• Work to complete
Search the listing for the string "harm" and copy every line that contains it.

Data excerpts
-=-=-
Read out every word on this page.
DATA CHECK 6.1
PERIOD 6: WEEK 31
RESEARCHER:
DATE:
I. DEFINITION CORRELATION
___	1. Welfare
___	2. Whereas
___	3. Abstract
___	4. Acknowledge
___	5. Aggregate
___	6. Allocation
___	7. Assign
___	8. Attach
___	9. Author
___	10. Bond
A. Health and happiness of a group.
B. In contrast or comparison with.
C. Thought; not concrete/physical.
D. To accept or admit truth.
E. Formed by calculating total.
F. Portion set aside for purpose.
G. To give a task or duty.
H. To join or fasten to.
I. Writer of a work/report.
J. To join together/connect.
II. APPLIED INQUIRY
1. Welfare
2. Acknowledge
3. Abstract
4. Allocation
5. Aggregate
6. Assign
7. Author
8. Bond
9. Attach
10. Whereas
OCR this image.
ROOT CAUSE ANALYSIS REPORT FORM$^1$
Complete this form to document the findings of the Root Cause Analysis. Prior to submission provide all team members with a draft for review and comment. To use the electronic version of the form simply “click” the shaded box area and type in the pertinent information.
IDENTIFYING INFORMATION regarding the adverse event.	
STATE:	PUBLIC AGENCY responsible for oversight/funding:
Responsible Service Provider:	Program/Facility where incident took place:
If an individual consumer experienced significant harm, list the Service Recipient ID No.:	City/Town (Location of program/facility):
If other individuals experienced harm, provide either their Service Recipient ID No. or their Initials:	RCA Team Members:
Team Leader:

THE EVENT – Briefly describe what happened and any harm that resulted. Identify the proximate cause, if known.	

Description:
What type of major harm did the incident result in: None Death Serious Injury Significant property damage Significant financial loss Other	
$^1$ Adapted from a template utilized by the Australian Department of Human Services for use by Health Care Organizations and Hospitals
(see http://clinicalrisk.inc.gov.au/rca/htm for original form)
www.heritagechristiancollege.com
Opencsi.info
-=-=-
• Solution for this exercise
If an individual consumer experienced significant harm, list the Service Recipient ID No.:	City/Town (Location of program/facility):
If other individuals experienced harm, provide either their Service Recipient ID No. or their Initials:	RCA Team Members:
THE EVENT – Briefly describe what happened and any harm that resulted. Identify the proximate cause, if known.	
What type of major harm did the incident result in: None Death Serious Injury Significant property damage Significant financial loss Other	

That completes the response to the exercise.